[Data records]

======

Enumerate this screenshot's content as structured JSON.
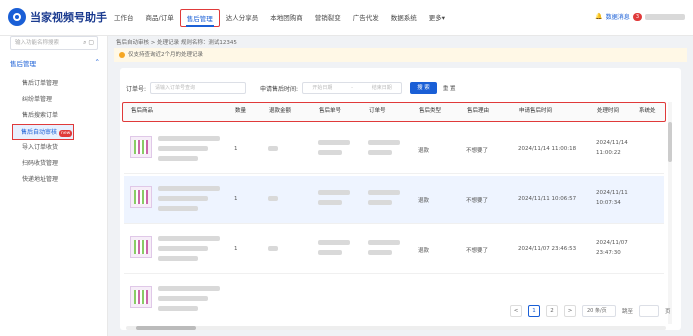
{
  "app": {
    "title": "当家视频号助手"
  },
  "nav": {
    "items": [
      "工作台",
      "商品/订单",
      "售后管理",
      "达人分享员",
      "本地团购商",
      "营销裂变",
      "广告代发",
      "数据系统",
      "更多▾"
    ],
    "active_index": 2
  },
  "topright": {
    "label": "数据消息",
    "badge": "3"
  },
  "sidebar": {
    "search_placeholder": "输入功能名称搜索",
    "group": "售后管理",
    "items": [
      {
        "label": "售后订单管理",
        "badge": ""
      },
      {
        "label": "纠纷单管理",
        "badge": ""
      },
      {
        "label": "售后搜索订单",
        "badge": ""
      },
      {
        "label": "售后自动审核",
        "badge": "new"
      },
      {
        "label": "导入订单收货",
        "badge": ""
      },
      {
        "label": "扫码收货管理",
        "badge": ""
      },
      {
        "label": "快递地址管理",
        "badge": ""
      }
    ],
    "active_index": 3
  },
  "main": {
    "breadcrumb": "售后自动审核 > 处理记录 规则名称：测试12345",
    "notice": "仅支持查询近2个月的处理记录",
    "filter": {
      "order_label": "订单号:",
      "order_placeholder": "请输入订单号查询",
      "date_label": "申请售后时间:",
      "start_placeholder": "开始日期",
      "separator": "-",
      "end_placeholder": "结束日期",
      "search_label": "搜 索",
      "reset_label": "重 置"
    },
    "columns": [
      "售后商品",
      "数量",
      "退款金额",
      "售后单号",
      "订单号",
      "售后类型",
      "售后理由",
      "申请售后时间",
      "处理时间",
      "系统处"
    ],
    "rows": [
      {
        "qty": "1",
        "type": "退款",
        "reason": "不想要了",
        "apply_time": "2024/11/14 11:00:18",
        "handle_time": [
          "2024/11/14",
          "11:00:22"
        ]
      },
      {
        "qty": "1",
        "type": "退款",
        "reason": "不想要了",
        "apply_time": "2024/11/11 10:06:57",
        "handle_time": [
          "2024/11/11",
          "10:07:34"
        ]
      },
      {
        "qty": "1",
        "type": "退款",
        "reason": "不想要了",
        "apply_time": "2024/11/07 23:46:53",
        "handle_time": [
          "2024/11/07",
          "23:47:30"
        ]
      },
      {
        "qty": "",
        "type": "",
        "reason": "",
        "apply_time": "",
        "handle_time": [
          "",
          ""
        ]
      }
    ],
    "highlighted_row": 1,
    "pager": {
      "prev": "<",
      "current": "1",
      "next2": "2",
      "next": ">",
      "size": "20 条/页",
      "goto": "跳至",
      "unit": "页"
    }
  },
  "colors": {
    "accent": "#1a5fd6",
    "highlight_border": "#e03a3a"
  }
}
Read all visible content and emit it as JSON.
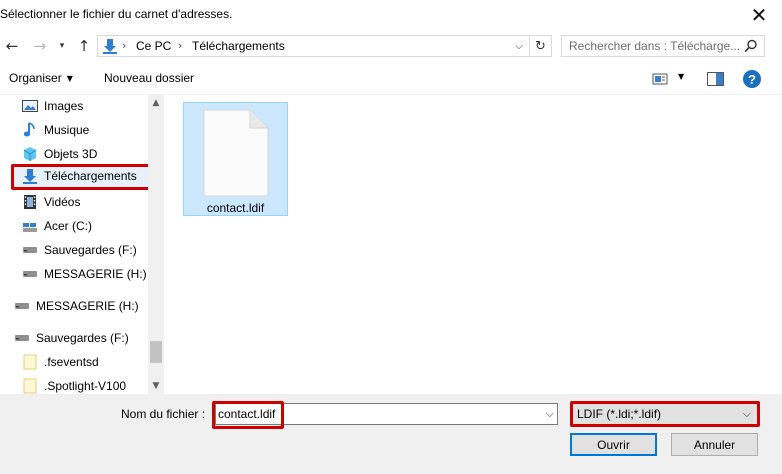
{
  "window": {
    "title": "Sélectionner le fichier du carnet d'adresses.",
    "close_glyph": "✕"
  },
  "nav": {
    "back_glyph": "←",
    "forward_glyph": "→",
    "recent_glyph": "▾",
    "up_glyph": "↑"
  },
  "address": {
    "crumbs": [
      "Ce PC",
      "Téléchargements"
    ],
    "separator": "›",
    "dropdown_glyph": "⌵",
    "refresh_glyph": "↻"
  },
  "search": {
    "placeholder": "Rechercher dans : Télécharge..."
  },
  "toolbar": {
    "organize_label": "Organiser",
    "organize_caret": "▼",
    "new_folder_label": "Nouveau dossier",
    "view_caret": "▼",
    "help_label": "?"
  },
  "sidebar": {
    "items": [
      {
        "label": "Images",
        "icon": "images-icon"
      },
      {
        "label": "Musique",
        "icon": "music-icon"
      },
      {
        "label": "Objets 3D",
        "icon": "objects-3d-icon"
      },
      {
        "label": "Téléchargements",
        "icon": "downloads-icon",
        "selected": true
      },
      {
        "label": "Vidéos",
        "icon": "videos-icon"
      },
      {
        "label": "Acer (C:)",
        "icon": "drive-icon"
      },
      {
        "label": "Sauvegardes (F:)",
        "icon": "drive-icon"
      },
      {
        "label": "MESSAGERIE (H:)",
        "icon": "drive-icon"
      },
      {
        "label": "MESSAGERIE (H:)",
        "icon": "drive-icon"
      },
      {
        "label": "Sauvegardes (F:)",
        "icon": "drive-icon"
      },
      {
        "label": ".fseventsd",
        "icon": "folder-icon"
      },
      {
        "label": ".Spotlight-V100",
        "icon": "folder-icon"
      }
    ],
    "scroll_up_glyph": "▲",
    "scroll_down_glyph": "▼"
  },
  "files": [
    {
      "name": "contact.ldif",
      "selected": true
    }
  ],
  "bottom": {
    "filename_label": "Nom du fichier :",
    "filename_value": "contact.ldif",
    "filename_dropdown_glyph": "⌵",
    "filetype_value": "LDIF (*.ldi;*.ldif)",
    "filetype_dropdown_glyph": "⌵",
    "open_label": "Ouvrir",
    "cancel_label": "Annuler"
  },
  "colors": {
    "highlight_red": "#d00000",
    "selection_blue": "#cce8ff",
    "accent": "#0078d7"
  }
}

======

### Work to do
Your task is an exact transcription of all the data, minus the pictures.

### Answer for this exercise
Enumerate this screenshot's content as structured JSON.
{
  "app": {
    "title": "当家视频号助手"
  },
  "nav": {
    "items": [
      "工作台",
      "商品/订单",
      "售后管理",
      "达人分享员",
      "本地团购商",
      "营销裂变",
      "广告代发",
      "数据系统",
      "更多▾"
    ],
    "active_index": 2
  },
  "topright": {
    "label": "数据消息",
    "badge": "3"
  },
  "sidebar": {
    "search_placeholder": "输入功能名称搜索",
    "group": "售后管理",
    "items": [
      {
        "label": "售后订单管理",
        "badge": ""
      },
      {
        "label": "纠纷单管理",
        "badge": ""
      },
      {
        "label": "售后搜索订单",
        "badge": ""
      },
      {
        "label": "售后自动审核",
        "badge": "new"
      },
      {
        "label": "导入订单收货",
        "badge": ""
      },
      {
        "label": "扫码收货管理",
        "badge": ""
      },
      {
        "label": "快递地址管理",
        "badge": ""
      }
    ],
    "active_index": 3
  },
  "main": {
    "breadcrumb": "售后自动审核 > 处理记录 规则名称：测试12345",
    "notice": "仅支持查询近2个月的处理记录",
    "filter": {
      "order_label": "订单号:",
      "order_placeholder": "请输入订单号查询",
      "date_label": "申请售后时间:",
      "start_placeholder": "开始日期",
      "separator": "-",
      "end_placeholder": "结束日期",
      "search_label": "搜 索",
      "reset_label": "重 置"
    },
    "columns": [
      "售后商品",
      "数量",
      "退款金额",
      "售后单号",
      "订单号",
      "售后类型",
      "售后理由",
      "申请售后时间",
      "处理时间",
      "系统处"
    ],
    "rows": [
      {
        "qty": "1",
        "type": "退款",
        "reason": "不想要了",
        "apply_time": "2024/11/14 11:00:18",
        "handle_time": [
          "2024/11/14",
          "11:00:22"
        ]
      },
      {
        "qty": "1",
        "type": "退款",
        "reason": "不想要了",
        "apply_time": "2024/11/11 10:06:57",
        "handle_time": [
          "2024/11/11",
          "10:07:34"
        ]
      },
      {
        "qty": "1",
        "type": "退款",
        "reason": "不想要了",
        "apply_time": "2024/11/07 23:46:53",
        "handle_time": [
          "2024/11/07",
          "23:47:30"
        ]
      },
      {
        "qty": "",
        "type": "",
        "reason": "",
        "apply_time": "",
        "handle_time": [
          "",
          ""
        ]
      }
    ],
    "highlighted_row": 1,
    "pager": {
      "prev": "<",
      "current": "1",
      "next2": "2",
      "next": ">",
      "size": "20 条/页",
      "goto": "跳至",
      "unit": "页"
    }
  },
  "colors": {
    "accent": "#1a5fd6",
    "highlight_border": "#e03a3a"
  }
}
Read all visible content and emit it as JSON.
{
  "window": {
    "title": "Sélectionner le fichier du carnet d'adresses.",
    "close_glyph": "✕"
  },
  "nav": {
    "back_glyph": "←",
    "forward_glyph": "→",
    "recent_glyph": "▾",
    "up_glyph": "↑"
  },
  "address": {
    "crumbs": [
      "Ce PC",
      "Téléchargements"
    ],
    "separator": "›",
    "dropdown_glyph": "⌵",
    "refresh_glyph": "↻"
  },
  "search": {
    "placeholder": "Rechercher dans : Télécharge..."
  },
  "toolbar": {
    "organize_label": "Organiser",
    "organize_caret": "▼",
    "new_folder_label": "Nouveau dossier",
    "view_caret": "▼",
    "help_label": "?"
  },
  "sidebar": {
    "items": [
      {
        "label": "Images",
        "icon": "images-icon"
      },
      {
        "label": "Musique",
        "icon": "music-icon"
      },
      {
        "label": "Objets 3D",
        "icon": "objects-3d-icon"
      },
      {
        "label": "Téléchargements",
        "icon": "downloads-icon",
        "selected": true
      },
      {
        "label": "Vidéos",
        "icon": "videos-icon"
      },
      {
        "label": "Acer (C:)",
        "icon": "drive-icon"
      },
      {
        "label": "Sauvegardes (F:)",
        "icon": "drive-icon"
      },
      {
        "label": "MESSAGERIE (H:)",
        "icon": "drive-icon"
      },
      {
        "label": "MESSAGERIE (H:)",
        "icon": "drive-icon"
      },
      {
        "label": "Sauvegardes (F:)",
        "icon": "drive-icon"
      },
      {
        "label": ".fseventsd",
        "icon": "folder-icon"
      },
      {
        "label": ".Spotlight-V100",
        "icon": "folder-icon"
      }
    ],
    "scroll_up_glyph": "▲",
    "scroll_down_glyph": "▼"
  },
  "files": [
    {
      "name": "contact.ldif",
      "selected": true
    }
  ],
  "bottom": {
    "filename_label": "Nom du fichier :",
    "filename_value": "contact.ldif",
    "filename_dropdown_glyph": "⌵",
    "filetype_value": "LDIF (*.ldi;*.ldif)",
    "filetype_dropdown_glyph": "⌵",
    "open_label": "Ouvrir",
    "cancel_label": "Annuler"
  },
  "colors": {
    "highlight_red": "#d00000",
    "selection_blue": "#cce8ff",
    "accent": "#0078d7"
  }
}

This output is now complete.